— start Input records —

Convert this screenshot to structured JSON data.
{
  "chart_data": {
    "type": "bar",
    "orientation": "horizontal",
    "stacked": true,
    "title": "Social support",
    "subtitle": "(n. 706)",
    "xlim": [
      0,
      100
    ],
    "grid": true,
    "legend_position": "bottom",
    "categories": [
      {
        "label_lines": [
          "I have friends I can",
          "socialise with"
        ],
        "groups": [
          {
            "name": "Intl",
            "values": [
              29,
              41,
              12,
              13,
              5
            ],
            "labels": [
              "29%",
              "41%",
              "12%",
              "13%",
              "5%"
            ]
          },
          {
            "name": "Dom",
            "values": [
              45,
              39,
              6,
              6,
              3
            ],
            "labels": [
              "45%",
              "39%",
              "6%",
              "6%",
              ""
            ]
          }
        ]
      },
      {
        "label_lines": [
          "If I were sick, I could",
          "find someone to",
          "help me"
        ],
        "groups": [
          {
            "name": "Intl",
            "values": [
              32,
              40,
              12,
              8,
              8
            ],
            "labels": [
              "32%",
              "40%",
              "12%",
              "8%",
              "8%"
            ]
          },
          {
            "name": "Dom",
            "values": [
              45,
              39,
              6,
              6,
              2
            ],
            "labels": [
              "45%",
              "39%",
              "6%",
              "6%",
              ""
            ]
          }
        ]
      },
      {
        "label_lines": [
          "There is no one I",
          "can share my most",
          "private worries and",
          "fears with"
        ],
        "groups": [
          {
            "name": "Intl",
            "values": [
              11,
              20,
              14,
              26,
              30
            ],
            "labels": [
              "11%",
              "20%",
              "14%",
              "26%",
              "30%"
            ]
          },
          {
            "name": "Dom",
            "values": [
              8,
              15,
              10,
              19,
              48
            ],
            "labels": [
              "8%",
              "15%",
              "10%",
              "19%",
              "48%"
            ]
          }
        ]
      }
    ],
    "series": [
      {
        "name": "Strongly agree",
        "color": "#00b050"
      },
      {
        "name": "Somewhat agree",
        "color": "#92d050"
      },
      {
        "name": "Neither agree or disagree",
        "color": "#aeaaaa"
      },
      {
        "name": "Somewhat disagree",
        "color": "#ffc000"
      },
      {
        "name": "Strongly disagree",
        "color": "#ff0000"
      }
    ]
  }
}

— end Input records —

Work to complete:
Reproduce every line above without error.

Answer to the task:
Convert this screenshot to structured JSON data.
{
  "chart_data": {
    "type": "bar",
    "orientation": "horizontal",
    "stacked": true,
    "title": "Social support",
    "subtitle": "(n. 706)",
    "xlim": [
      0,
      100
    ],
    "grid": true,
    "legend_position": "bottom",
    "categories": [
      {
        "label_lines": [
          "I have friends I can",
          "socialise with"
        ],
        "groups": [
          {
            "name": "Intl",
            "values": [
              29,
              41,
              12,
              13,
              5
            ],
            "labels": [
              "29%",
              "41%",
              "12%",
              "13%",
              "5%"
            ]
          },
          {
            "name": "Dom",
            "values": [
              45,
              39,
              6,
              6,
              3
            ],
            "labels": [
              "45%",
              "39%",
              "6%",
              "6%",
              ""
            ]
          }
        ]
      },
      {
        "label_lines": [
          "If I were sick, I could",
          "find someone to",
          "help me"
        ],
        "groups": [
          {
            "name": "Intl",
            "values": [
              32,
              40,
              12,
              8,
              8
            ],
            "labels": [
              "32%",
              "40%",
              "12%",
              "8%",
              "8%"
            ]
          },
          {
            "name": "Dom",
            "values": [
              45,
              39,
              6,
              6,
              2
            ],
            "labels": [
              "45%",
              "39%",
              "6%",
              "6%",
              ""
            ]
          }
        ]
      },
      {
        "label_lines": [
          "There is no one I",
          "can share my most",
          "private worries and",
          "fears with"
        ],
        "groups": [
          {
            "name": "Intl",
            "values": [
              11,
              20,
              14,
              26,
              30
            ],
            "labels": [
              "11%",
              "20%",
              "14%",
              "26%",
              "30%"
            ]
          },
          {
            "name": "Dom",
            "values": [
              8,
              15,
              10,
              19,
              48
            ],
            "labels": [
              "8%",
              "15%",
              "10%",
              "19%",
              "48%"
            ]
          }
        ]
      }
    ],
    "series": [
      {
        "name": "Strongly agree",
        "color": "#00b050"
      },
      {
        "name": "Somewhat agree",
        "color": "#92d050"
      },
      {
        "name": "Neither agree or disagree",
        "color": "#aeaaaa"
      },
      {
        "name": "Somewhat disagree",
        "color": "#ffc000"
      },
      {
        "name": "Strongly disagree",
        "color": "#ff0000"
      }
    ]
  }
}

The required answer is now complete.